** WHAT TO PRODUCE **
Copy every line of the data in which the word "name" occurs.

··········

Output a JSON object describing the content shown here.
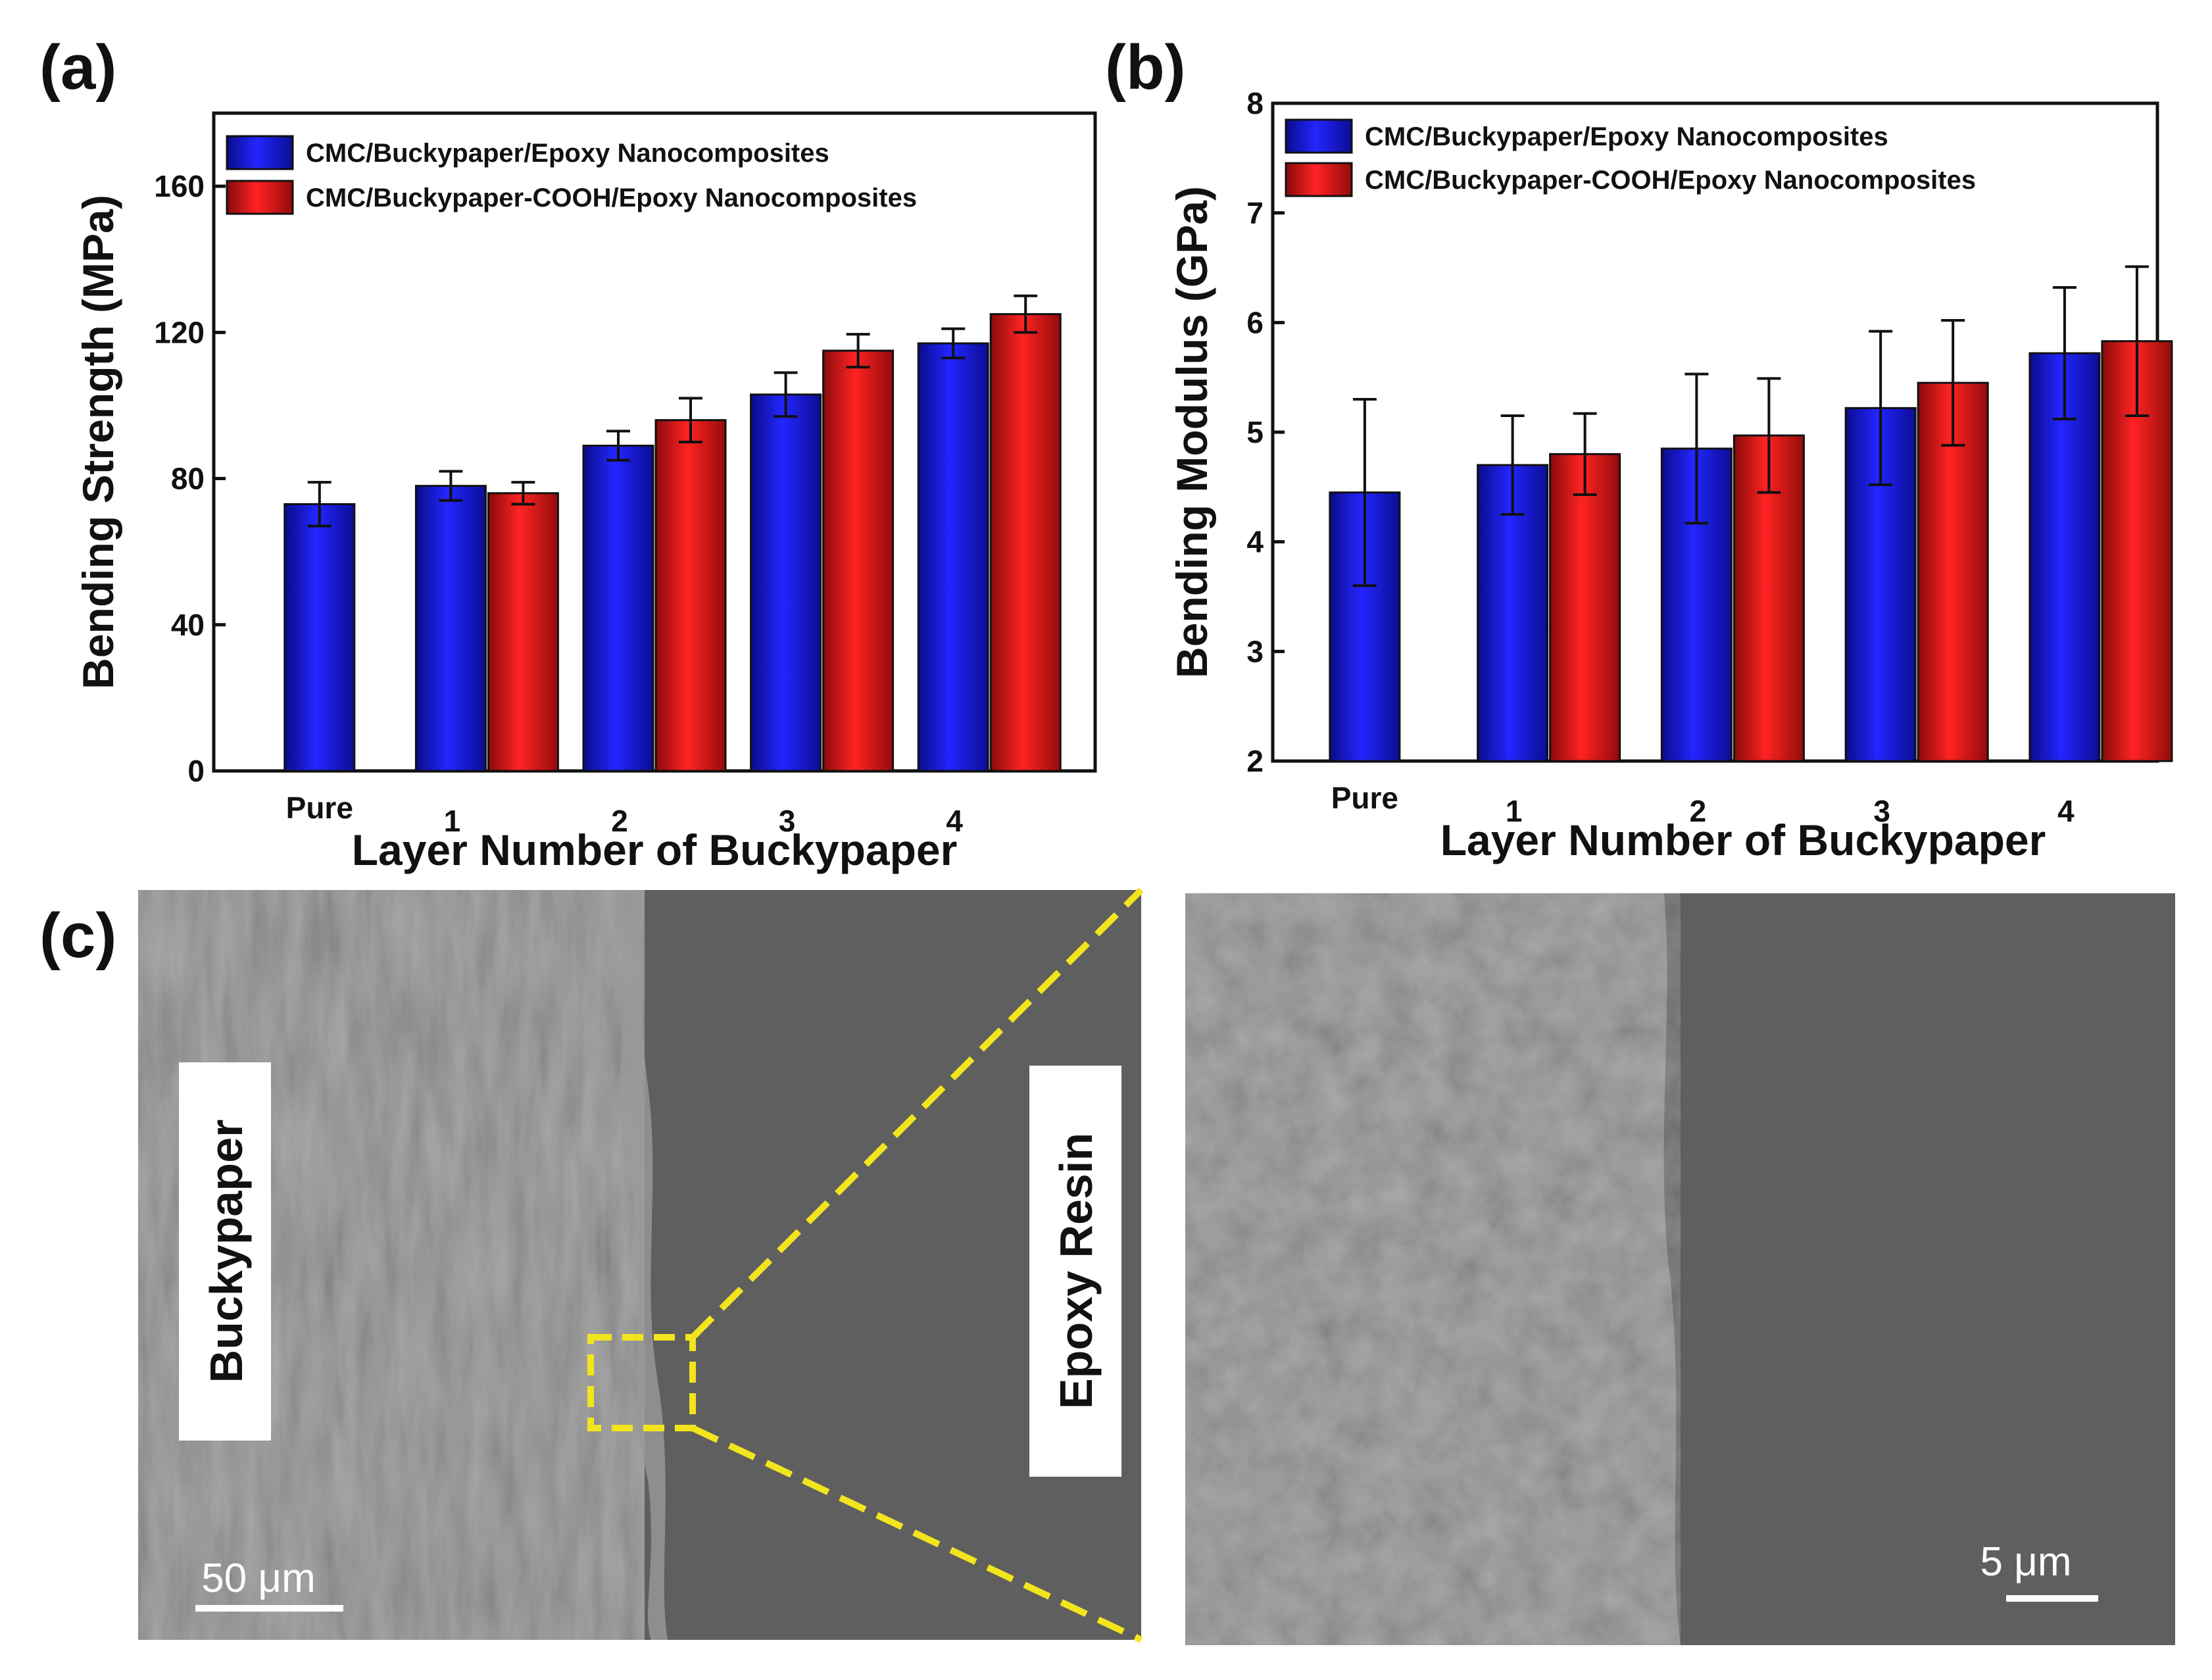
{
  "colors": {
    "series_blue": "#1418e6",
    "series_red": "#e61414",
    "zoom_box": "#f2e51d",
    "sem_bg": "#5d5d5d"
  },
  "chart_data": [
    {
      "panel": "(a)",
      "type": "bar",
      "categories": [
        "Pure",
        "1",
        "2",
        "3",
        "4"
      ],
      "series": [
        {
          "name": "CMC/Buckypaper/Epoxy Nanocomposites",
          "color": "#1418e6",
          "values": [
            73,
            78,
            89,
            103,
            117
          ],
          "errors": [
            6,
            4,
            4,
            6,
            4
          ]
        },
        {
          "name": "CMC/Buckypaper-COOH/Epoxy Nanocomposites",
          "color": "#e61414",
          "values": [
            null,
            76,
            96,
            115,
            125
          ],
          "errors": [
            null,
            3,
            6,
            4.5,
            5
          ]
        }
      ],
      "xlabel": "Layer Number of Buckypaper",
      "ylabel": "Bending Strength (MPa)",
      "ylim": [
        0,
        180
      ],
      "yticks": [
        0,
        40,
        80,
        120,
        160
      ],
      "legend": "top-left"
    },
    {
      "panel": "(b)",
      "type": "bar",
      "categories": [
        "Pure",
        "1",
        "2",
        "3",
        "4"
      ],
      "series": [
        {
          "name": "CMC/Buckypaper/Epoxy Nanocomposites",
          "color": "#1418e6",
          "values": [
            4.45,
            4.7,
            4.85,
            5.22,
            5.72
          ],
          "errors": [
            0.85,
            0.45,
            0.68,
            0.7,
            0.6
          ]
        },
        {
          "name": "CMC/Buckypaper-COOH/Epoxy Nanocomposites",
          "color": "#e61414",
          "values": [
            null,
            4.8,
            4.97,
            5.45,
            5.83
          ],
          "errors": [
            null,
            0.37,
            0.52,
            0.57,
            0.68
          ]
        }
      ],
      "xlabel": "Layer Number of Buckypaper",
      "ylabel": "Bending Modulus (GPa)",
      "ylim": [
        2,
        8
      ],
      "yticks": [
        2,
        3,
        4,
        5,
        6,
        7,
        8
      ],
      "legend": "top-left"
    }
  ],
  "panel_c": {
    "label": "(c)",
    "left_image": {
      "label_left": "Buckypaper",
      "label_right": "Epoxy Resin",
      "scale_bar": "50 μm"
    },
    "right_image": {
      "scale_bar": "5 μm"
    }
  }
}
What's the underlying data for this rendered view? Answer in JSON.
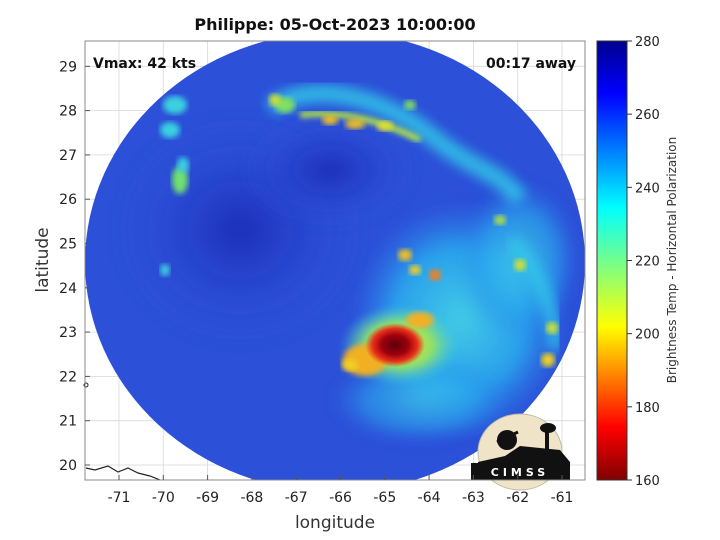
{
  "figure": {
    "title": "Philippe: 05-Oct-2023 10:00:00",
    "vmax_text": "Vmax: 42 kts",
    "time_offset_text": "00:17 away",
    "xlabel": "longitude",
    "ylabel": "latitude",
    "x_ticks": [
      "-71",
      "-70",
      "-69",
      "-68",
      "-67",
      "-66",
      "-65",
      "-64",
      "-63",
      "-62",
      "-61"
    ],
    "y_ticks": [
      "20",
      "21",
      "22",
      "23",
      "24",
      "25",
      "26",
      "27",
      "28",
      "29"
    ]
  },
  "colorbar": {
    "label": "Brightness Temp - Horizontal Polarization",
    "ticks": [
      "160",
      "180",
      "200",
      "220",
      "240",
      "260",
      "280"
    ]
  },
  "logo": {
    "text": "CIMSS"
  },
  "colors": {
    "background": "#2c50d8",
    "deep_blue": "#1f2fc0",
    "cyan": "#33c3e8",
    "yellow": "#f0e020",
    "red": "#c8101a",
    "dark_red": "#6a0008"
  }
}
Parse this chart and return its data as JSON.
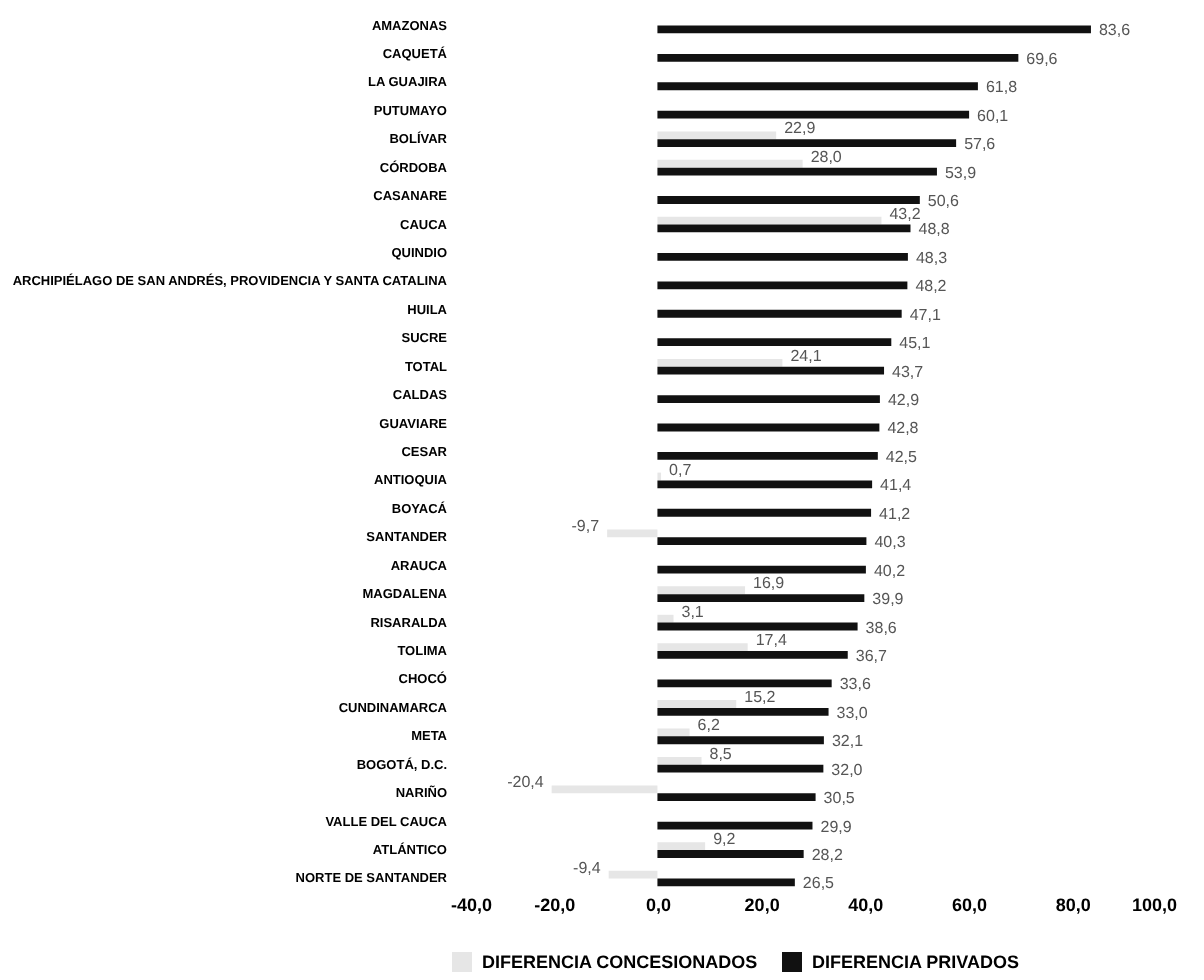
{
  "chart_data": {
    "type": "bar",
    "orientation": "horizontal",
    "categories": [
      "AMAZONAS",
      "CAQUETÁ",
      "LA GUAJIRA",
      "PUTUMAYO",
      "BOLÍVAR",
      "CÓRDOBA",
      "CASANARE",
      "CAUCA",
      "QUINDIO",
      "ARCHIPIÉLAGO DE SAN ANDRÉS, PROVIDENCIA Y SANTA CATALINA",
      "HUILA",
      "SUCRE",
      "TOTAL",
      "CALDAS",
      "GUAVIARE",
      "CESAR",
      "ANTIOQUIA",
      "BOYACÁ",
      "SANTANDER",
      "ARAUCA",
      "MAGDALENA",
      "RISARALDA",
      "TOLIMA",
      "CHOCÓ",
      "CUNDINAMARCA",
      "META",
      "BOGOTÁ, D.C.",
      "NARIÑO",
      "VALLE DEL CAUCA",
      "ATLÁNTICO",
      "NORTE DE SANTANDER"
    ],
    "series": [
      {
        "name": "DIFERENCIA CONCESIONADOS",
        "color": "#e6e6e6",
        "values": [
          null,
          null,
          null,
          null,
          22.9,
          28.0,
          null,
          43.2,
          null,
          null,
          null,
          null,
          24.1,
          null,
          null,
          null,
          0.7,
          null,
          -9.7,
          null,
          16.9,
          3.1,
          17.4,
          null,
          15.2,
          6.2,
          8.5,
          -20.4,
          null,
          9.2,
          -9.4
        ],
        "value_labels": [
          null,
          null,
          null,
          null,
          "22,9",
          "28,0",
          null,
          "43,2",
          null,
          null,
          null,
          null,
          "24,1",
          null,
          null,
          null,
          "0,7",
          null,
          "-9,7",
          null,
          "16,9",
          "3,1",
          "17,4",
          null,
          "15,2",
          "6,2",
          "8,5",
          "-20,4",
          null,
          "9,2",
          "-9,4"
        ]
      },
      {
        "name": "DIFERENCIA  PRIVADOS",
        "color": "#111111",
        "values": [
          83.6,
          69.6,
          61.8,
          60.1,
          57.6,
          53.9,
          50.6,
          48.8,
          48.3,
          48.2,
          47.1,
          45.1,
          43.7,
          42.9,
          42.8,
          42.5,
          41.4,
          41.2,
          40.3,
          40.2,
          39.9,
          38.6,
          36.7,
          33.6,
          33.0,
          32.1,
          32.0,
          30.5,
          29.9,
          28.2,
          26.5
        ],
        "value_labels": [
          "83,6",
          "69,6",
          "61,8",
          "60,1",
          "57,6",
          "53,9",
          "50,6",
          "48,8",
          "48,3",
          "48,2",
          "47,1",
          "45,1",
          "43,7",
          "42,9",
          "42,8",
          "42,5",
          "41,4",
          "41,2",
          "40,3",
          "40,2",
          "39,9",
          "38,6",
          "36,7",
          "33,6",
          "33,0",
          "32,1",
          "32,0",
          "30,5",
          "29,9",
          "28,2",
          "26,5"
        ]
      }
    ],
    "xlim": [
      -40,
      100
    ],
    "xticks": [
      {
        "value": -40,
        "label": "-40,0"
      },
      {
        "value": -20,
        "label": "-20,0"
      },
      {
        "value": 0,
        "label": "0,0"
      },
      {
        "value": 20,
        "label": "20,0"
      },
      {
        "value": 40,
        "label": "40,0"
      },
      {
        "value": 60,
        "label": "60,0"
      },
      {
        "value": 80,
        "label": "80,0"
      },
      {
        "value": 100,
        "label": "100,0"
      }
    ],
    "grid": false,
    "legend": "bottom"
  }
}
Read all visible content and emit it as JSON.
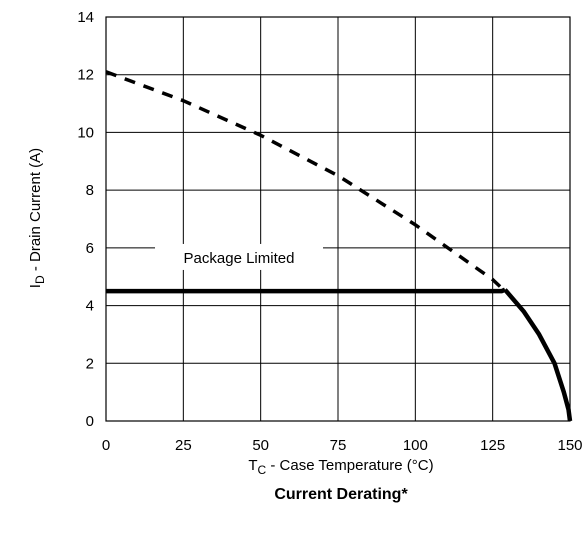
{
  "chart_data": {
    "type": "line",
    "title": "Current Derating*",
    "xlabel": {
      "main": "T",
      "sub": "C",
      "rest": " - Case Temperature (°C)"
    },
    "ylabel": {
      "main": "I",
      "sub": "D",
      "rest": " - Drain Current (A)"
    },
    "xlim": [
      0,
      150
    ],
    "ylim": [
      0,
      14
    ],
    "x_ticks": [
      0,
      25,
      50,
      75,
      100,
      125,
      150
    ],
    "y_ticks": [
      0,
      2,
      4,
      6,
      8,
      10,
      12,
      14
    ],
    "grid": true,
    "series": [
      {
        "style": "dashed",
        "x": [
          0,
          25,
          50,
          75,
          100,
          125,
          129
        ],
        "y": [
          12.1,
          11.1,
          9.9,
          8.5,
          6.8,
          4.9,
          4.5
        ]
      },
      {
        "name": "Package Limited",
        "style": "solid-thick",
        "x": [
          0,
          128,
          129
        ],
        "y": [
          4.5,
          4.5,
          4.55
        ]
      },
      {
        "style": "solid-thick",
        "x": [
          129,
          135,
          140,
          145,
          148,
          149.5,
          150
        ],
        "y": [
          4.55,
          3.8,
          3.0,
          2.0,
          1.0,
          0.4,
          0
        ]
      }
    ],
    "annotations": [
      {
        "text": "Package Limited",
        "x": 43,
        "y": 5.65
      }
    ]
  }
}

··········

** RESPONSE BELOW **
          "name": "CMC/Buckypaper/Epoxy Nanocomposites",
          "name": "CMC/Buckypaper-COOH/Epoxy Nanocomposites",
          "name": "CMC/Buckypaper/Epoxy Nanocomposites",
          "name": "CMC/Buckypaper-COOH/Epoxy Nanocomposites",
        "name": "DIFERENCIA CONCESIONADOS",
        "name": "DIFERENCIA  PRIVADOS",
        "name": "Package Limited",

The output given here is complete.